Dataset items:

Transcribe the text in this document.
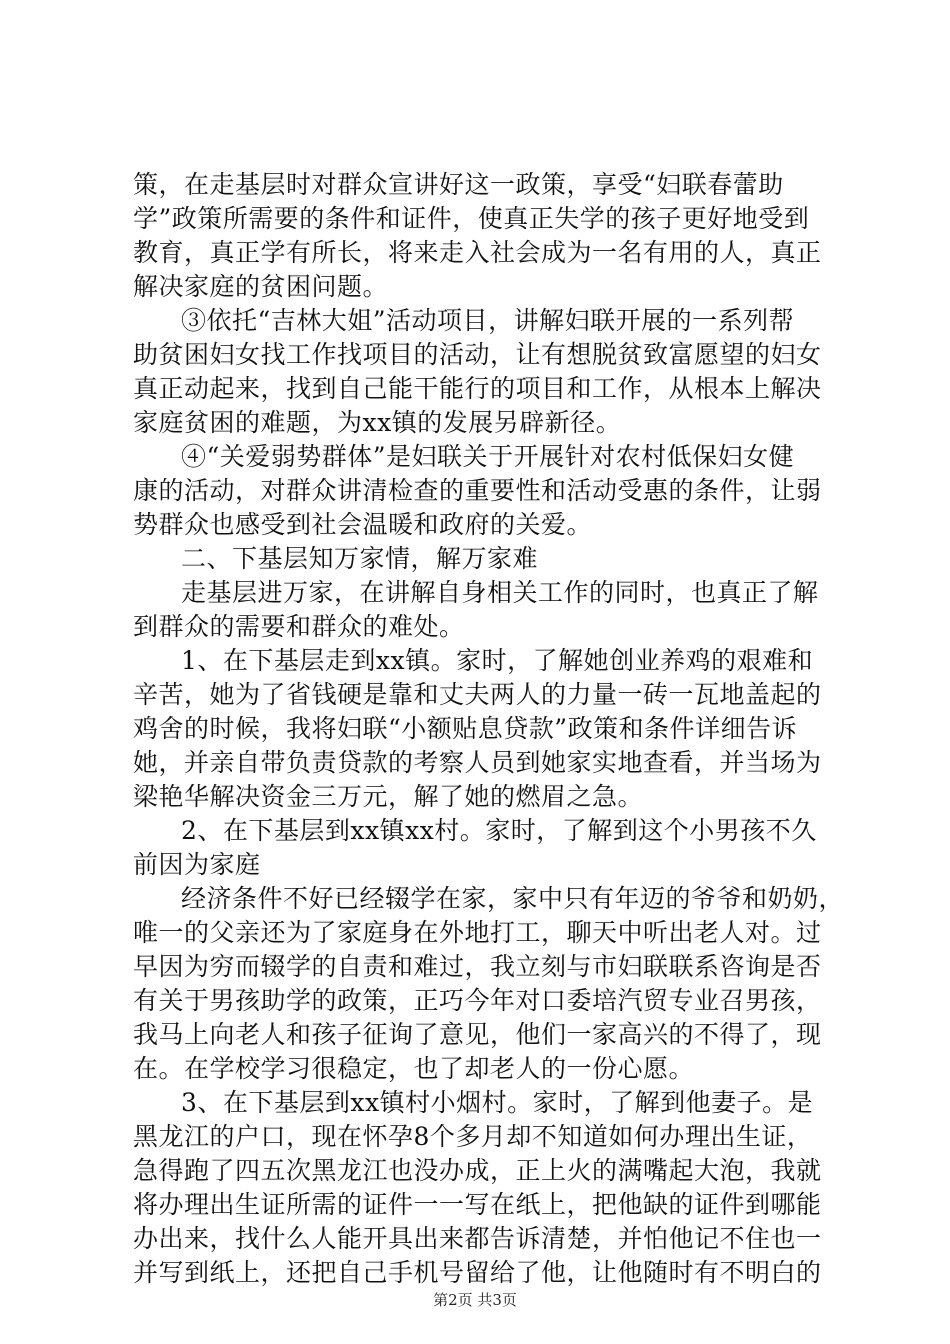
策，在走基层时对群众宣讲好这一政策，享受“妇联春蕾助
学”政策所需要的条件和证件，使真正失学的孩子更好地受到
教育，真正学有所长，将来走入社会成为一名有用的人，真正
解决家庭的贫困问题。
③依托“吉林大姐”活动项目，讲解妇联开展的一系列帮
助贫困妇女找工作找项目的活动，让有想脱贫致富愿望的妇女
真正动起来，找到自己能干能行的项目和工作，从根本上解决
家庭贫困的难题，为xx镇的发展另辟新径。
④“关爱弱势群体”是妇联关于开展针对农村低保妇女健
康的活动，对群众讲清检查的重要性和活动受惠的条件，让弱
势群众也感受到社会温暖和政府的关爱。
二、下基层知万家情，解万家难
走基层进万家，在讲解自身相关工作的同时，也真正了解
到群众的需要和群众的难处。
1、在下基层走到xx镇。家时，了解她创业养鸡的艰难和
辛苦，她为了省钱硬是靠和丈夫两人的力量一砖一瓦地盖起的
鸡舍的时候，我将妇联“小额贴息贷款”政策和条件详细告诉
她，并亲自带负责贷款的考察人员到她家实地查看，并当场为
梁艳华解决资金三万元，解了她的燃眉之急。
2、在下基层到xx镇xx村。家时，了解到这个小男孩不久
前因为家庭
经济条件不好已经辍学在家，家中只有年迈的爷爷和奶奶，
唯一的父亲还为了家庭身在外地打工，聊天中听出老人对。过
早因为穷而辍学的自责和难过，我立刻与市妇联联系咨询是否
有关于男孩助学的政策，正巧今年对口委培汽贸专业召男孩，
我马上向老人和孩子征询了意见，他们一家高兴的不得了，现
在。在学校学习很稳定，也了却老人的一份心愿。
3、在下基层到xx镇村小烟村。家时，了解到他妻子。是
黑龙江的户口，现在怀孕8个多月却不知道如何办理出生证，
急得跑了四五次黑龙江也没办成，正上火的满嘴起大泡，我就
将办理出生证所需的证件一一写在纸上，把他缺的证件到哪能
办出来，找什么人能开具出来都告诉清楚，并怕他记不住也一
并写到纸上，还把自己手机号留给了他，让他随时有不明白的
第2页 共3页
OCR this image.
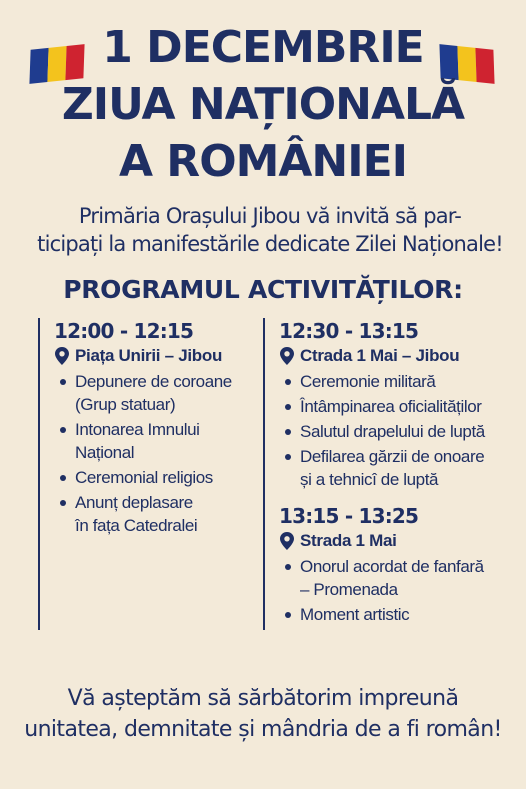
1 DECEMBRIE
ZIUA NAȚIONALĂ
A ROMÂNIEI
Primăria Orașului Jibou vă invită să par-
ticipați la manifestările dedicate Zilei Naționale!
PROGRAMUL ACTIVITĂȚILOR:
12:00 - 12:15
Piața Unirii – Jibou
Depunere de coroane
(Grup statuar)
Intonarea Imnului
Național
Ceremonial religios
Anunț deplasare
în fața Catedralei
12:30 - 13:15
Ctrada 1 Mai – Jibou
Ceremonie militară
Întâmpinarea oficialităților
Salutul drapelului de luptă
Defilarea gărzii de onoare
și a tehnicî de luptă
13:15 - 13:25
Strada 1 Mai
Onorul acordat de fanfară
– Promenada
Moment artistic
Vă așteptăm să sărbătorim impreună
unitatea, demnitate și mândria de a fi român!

* _What to work on_: Write out all the entries exactly, except for the pictures.

* _Solution_:
Transcribe the text in this document.
策，在走基层时对群众宣讲好这一政策，享受“妇联春蕾助
学”政策所需要的条件和证件，使真正失学的孩子更好地受到
教育，真正学有所长，将来走入社会成为一名有用的人，真正
解决家庭的贫困问题。
③依托“吉林大姐”活动项目，讲解妇联开展的一系列帮
助贫困妇女找工作找项目的活动，让有想脱贫致富愿望的妇女
真正动起来，找到自己能干能行的项目和工作，从根本上解决
家庭贫困的难题，为xx镇的发展另辟新径。
④“关爱弱势群体”是妇联关于开展针对农村低保妇女健
康的活动，对群众讲清检查的重要性和活动受惠的条件，让弱
势群众也感受到社会温暖和政府的关爱。
二、下基层知万家情，解万家难
走基层进万家，在讲解自身相关工作的同时，也真正了解
到群众的需要和群众的难处。
1、在下基层走到xx镇。家时，了解她创业养鸡的艰难和
辛苦，她为了省钱硬是靠和丈夫两人的力量一砖一瓦地盖起的
鸡舍的时候，我将妇联“小额贴息贷款”政策和条件详细告诉
她，并亲自带负责贷款的考察人员到她家实地查看，并当场为
梁艳华解决资金三万元，解了她的燃眉之急。
2、在下基层到xx镇xx村。家时，了解到这个小男孩不久
前因为家庭
经济条件不好已经辍学在家，家中只有年迈的爷爷和奶奶，
唯一的父亲还为了家庭身在外地打工，聊天中听出老人对。过
早因为穷而辍学的自责和难过，我立刻与市妇联联系咨询是否
有关于男孩助学的政策，正巧今年对口委培汽贸专业召男孩，
我马上向老人和孩子征询了意见，他们一家高兴的不得了，现
在。在学校学习很稳定，也了却老人的一份心愿。
3、在下基层到xx镇村小烟村。家时，了解到他妻子。是
黑龙江的户口，现在怀孕8个多月却不知道如何办理出生证，
急得跑了四五次黑龙江也没办成，正上火的满嘴起大泡，我就
将办理出生证所需的证件一一写在纸上，把他缺的证件到哪能
办出来，找什么人能开具出来都告诉清楚，并怕他记不住也一
并写到纸上，还把自己手机号留给了他，让他随时有不明白的
第2页 共3页
OCR this image.
1 DECEMBRIE
ZIUA NAȚIONALĂ
A ROMÂNIEI
Primăria Orașului Jibou vă invită să par-
ticipați la manifestările dedicate Zilei Naționale!
PROGRAMUL ACTIVITĂȚILOR:
12:00 - 12:15
Piața Unirii – Jibou
Depunere de coroane
(Grup statuar)
Intonarea Imnului
Național
Ceremonial religios
Anunț deplasare
în fața Catedralei
12:30 - 13:15
Ctrada 1 Mai – Jibou
Ceremonie militară
Întâmpinarea oficialităților
Salutul drapelului de luptă
Defilarea gărzii de onoare
și a tehnicî de luptă
13:15 - 13:25
Strada 1 Mai
Onorul acordat de fanfară
– Promenada
Moment artistic
Vă așteptăm să sărbătorim impreună
unitatea, demnitate și mândria de a fi român!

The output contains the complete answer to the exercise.